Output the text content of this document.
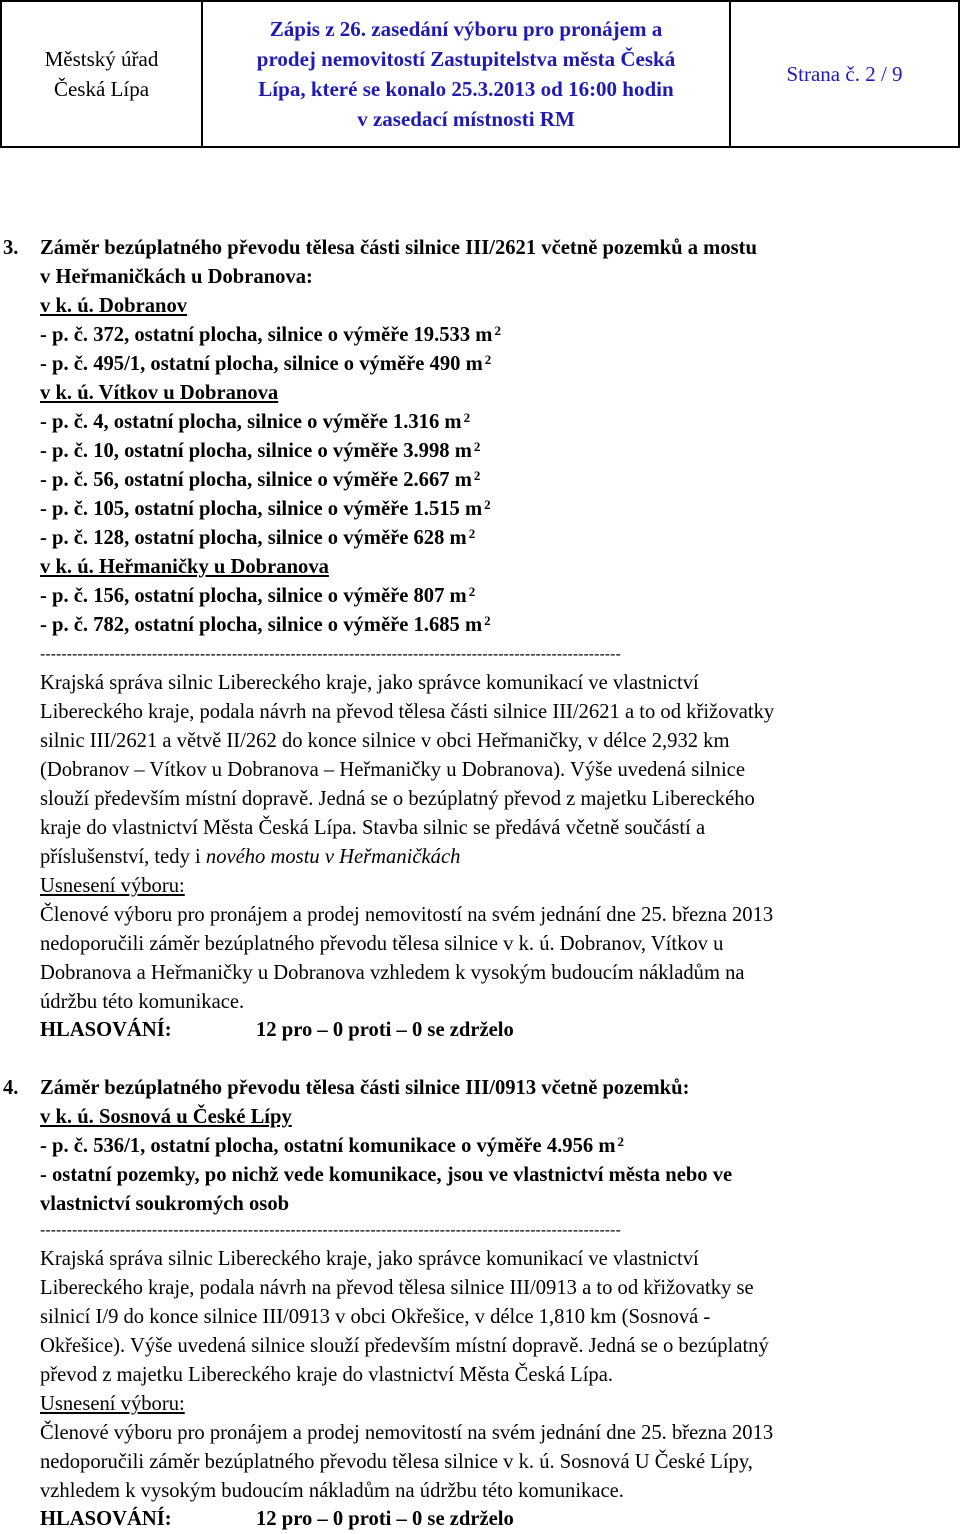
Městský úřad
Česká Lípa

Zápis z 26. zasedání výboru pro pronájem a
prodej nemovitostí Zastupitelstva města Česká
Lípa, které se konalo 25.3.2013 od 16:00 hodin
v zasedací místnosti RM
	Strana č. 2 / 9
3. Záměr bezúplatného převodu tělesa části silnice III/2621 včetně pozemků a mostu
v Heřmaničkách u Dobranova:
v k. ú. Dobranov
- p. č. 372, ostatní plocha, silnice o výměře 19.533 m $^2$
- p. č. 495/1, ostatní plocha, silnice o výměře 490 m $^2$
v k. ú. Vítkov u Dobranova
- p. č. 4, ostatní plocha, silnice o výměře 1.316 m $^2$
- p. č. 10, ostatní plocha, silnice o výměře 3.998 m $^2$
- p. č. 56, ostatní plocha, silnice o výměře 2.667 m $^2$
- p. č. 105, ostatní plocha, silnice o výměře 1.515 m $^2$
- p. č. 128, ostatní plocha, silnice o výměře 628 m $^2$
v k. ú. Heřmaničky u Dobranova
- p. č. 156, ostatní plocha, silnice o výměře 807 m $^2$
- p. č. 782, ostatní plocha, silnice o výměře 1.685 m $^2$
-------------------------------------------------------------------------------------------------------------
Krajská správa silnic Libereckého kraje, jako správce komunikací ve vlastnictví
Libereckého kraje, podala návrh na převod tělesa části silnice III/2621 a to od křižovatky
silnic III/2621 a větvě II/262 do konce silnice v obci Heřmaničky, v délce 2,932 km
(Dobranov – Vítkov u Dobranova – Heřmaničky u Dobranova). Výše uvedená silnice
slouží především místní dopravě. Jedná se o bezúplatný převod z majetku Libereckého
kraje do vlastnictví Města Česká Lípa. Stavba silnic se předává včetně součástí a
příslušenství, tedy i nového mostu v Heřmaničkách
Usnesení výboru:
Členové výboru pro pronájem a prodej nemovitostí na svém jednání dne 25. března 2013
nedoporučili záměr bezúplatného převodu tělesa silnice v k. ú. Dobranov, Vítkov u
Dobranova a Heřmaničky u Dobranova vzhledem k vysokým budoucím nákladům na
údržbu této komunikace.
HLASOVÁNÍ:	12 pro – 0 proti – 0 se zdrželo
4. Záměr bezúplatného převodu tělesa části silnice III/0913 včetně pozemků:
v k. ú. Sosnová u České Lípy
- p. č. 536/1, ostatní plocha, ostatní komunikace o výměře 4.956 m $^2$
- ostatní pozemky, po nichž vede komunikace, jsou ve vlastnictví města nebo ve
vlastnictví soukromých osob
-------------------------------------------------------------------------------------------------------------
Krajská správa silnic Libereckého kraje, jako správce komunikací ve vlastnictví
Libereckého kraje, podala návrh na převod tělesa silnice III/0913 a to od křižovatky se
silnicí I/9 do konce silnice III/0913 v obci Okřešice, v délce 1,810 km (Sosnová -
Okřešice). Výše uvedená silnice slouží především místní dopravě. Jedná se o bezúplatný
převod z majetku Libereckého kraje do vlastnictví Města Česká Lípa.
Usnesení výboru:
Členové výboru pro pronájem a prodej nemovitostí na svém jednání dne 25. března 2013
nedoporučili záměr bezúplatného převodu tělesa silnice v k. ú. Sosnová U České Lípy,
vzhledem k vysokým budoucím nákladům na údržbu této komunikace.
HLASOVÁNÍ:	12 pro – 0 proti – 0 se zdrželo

Exercise:
Identify which lines contain the word "Sosnová" and copy each one.

Response for this exercise:
v k. ú. Sosnová u České Lípy
silnicí I/9 do konce silnice III/0913 v obci Okřešice, v délce 1,810 km (Sosnová -
nedoporučili záměr bezúplatného převodu tělesa silnice v k. ú. Sosnová U České Lípy,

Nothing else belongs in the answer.